• [Problem requirements]: Count every line of the listing where the string "handle" occurs, and reply with the count alone.

• [Data extract]:
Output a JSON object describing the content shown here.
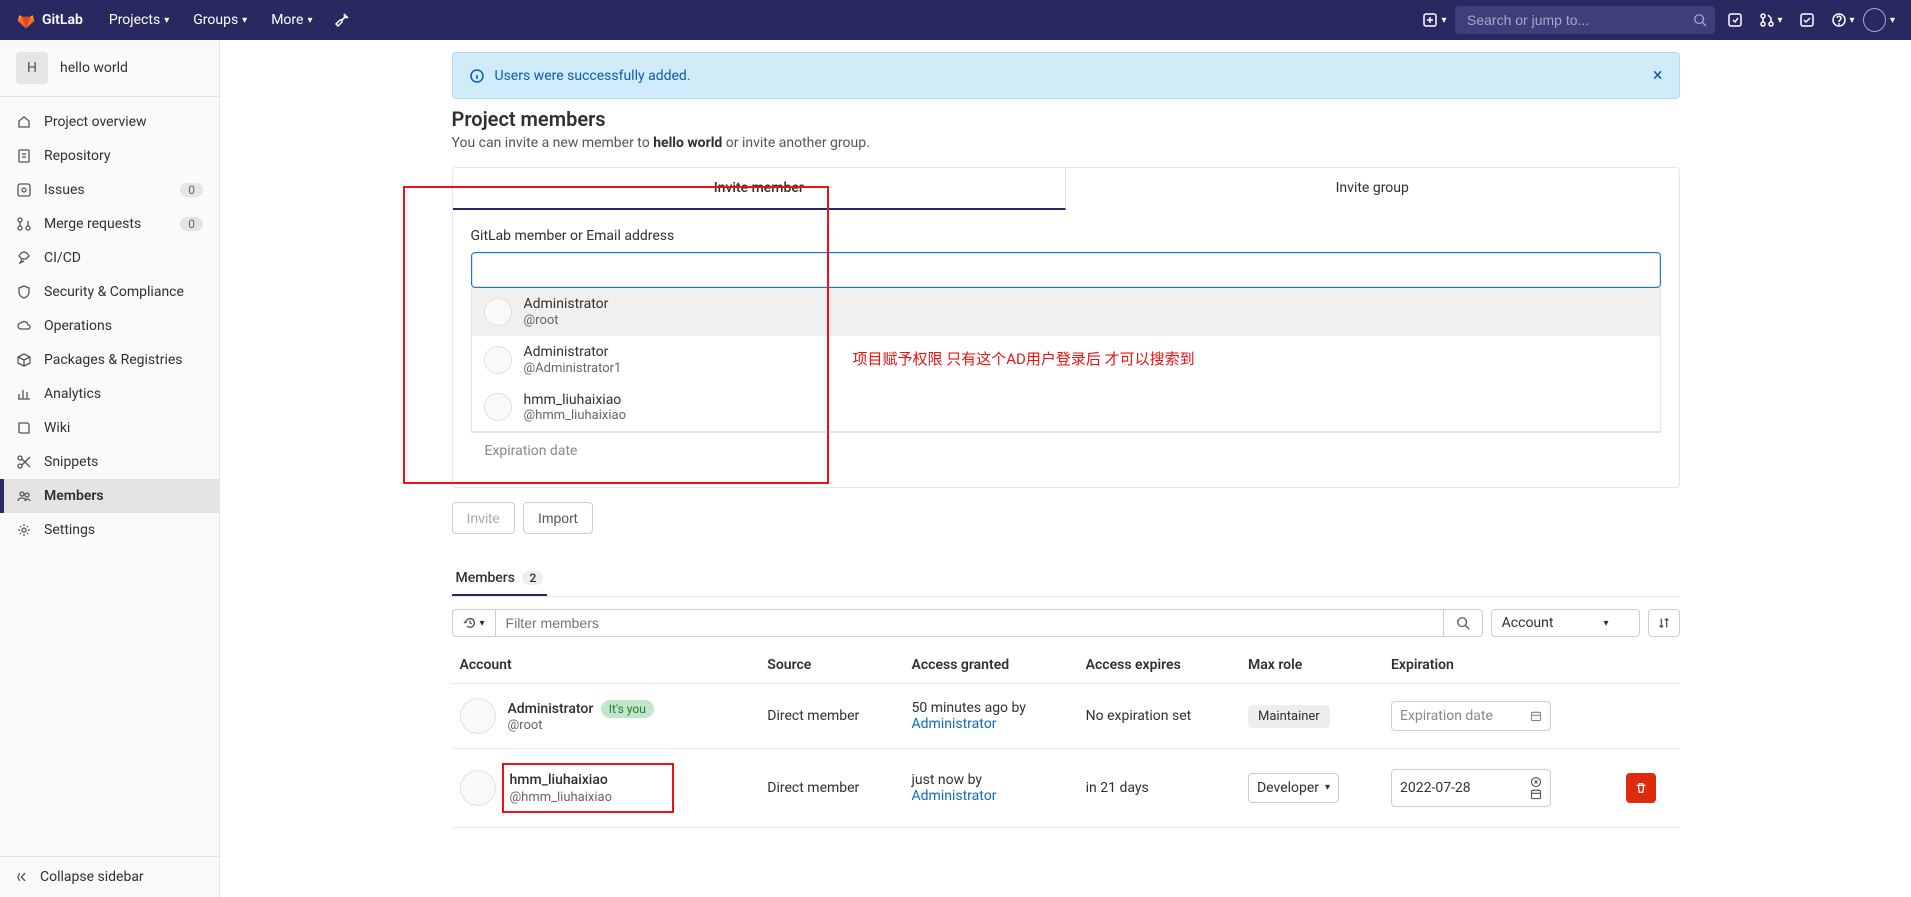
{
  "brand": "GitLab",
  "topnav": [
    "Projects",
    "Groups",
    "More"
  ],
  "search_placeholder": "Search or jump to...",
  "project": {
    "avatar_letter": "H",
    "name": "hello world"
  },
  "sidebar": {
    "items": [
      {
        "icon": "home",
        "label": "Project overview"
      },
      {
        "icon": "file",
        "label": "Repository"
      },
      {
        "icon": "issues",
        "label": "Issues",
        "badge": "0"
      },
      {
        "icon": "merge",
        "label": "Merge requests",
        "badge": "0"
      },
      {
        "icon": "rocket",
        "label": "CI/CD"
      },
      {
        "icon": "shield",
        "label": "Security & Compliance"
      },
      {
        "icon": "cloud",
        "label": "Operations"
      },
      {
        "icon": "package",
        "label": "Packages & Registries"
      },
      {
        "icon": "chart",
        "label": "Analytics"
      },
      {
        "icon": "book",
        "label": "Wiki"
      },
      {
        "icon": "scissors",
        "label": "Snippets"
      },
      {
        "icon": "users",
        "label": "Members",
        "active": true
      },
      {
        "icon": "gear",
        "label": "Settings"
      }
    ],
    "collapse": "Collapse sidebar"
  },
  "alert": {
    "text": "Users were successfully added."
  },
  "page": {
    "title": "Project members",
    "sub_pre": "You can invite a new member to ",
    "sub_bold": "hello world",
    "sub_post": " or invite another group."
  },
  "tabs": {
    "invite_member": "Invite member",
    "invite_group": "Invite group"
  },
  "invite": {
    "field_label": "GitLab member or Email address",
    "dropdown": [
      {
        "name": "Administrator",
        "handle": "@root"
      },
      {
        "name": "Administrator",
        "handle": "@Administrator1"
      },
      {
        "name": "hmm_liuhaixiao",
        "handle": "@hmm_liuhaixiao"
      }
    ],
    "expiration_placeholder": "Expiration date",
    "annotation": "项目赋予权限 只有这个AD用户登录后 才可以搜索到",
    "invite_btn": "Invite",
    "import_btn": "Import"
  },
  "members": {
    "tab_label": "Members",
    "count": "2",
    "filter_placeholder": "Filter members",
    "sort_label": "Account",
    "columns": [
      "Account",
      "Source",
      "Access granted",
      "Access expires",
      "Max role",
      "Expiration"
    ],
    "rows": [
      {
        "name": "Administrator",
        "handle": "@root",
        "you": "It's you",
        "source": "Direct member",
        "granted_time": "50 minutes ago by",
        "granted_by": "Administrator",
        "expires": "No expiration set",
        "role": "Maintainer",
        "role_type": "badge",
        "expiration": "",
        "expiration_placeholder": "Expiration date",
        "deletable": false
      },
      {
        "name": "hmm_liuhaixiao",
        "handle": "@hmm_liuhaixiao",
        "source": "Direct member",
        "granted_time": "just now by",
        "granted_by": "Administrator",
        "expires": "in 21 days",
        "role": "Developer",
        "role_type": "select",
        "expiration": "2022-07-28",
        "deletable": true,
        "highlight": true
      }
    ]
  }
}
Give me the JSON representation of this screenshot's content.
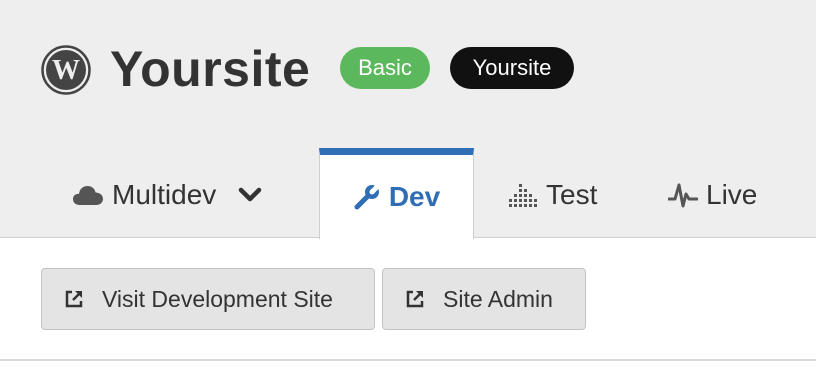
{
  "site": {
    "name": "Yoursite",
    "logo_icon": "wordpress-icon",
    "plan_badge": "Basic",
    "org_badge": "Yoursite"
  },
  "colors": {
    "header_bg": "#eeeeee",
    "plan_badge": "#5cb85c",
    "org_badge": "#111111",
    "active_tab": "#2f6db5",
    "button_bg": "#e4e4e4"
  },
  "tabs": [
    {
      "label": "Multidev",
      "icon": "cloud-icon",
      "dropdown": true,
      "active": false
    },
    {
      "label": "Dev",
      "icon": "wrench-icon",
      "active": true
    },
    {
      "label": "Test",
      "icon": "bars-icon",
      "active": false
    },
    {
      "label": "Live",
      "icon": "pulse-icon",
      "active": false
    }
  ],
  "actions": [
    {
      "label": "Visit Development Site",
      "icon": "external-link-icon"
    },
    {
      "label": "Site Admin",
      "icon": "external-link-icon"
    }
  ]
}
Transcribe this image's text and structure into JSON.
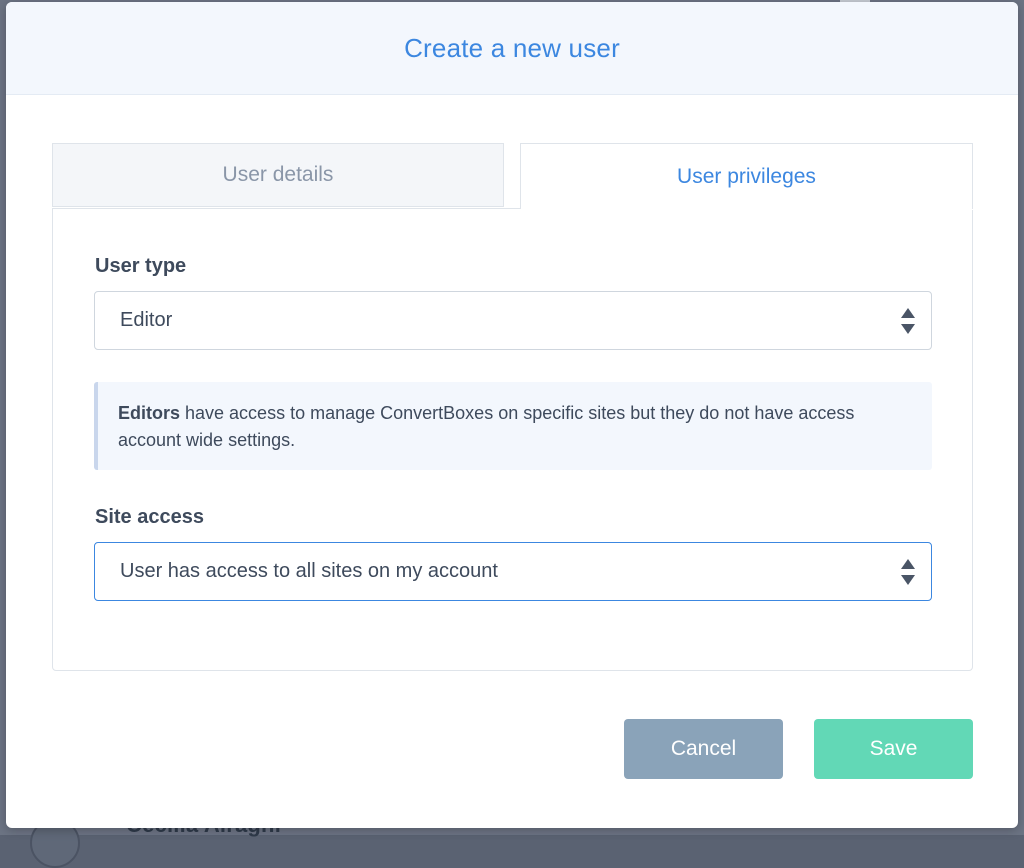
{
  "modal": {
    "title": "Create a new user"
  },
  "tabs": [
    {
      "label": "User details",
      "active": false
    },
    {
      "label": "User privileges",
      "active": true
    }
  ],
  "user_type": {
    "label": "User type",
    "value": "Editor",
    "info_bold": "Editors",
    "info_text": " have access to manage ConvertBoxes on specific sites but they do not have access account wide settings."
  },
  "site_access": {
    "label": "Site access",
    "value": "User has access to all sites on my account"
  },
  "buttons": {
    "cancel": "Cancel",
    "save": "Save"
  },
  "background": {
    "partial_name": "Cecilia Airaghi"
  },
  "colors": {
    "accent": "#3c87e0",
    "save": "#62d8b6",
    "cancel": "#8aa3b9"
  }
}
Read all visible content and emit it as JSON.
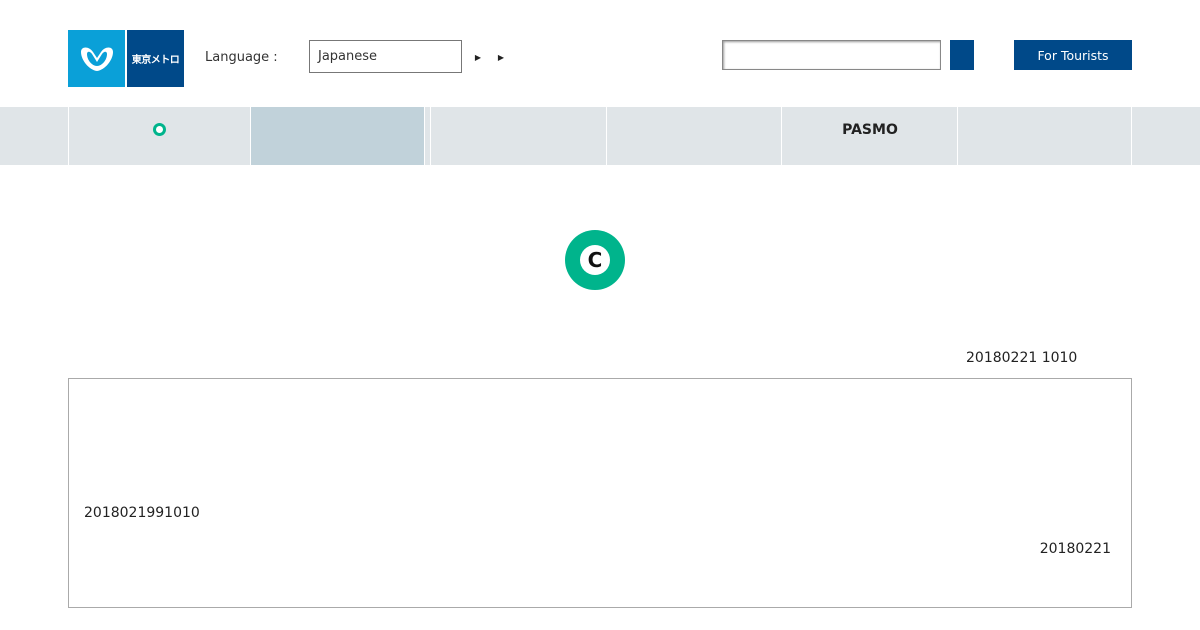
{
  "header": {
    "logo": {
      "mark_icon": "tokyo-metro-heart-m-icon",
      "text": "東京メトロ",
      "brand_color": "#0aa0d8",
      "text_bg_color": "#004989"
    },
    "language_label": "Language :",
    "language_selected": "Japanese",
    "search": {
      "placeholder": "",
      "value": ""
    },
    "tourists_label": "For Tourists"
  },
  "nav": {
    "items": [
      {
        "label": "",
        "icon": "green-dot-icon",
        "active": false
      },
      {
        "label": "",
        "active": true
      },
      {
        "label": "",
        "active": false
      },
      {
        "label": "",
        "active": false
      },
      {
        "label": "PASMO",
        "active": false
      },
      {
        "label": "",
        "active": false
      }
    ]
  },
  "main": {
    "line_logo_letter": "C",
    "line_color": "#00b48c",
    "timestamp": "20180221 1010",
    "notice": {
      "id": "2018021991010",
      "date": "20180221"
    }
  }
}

• [Result below]: 5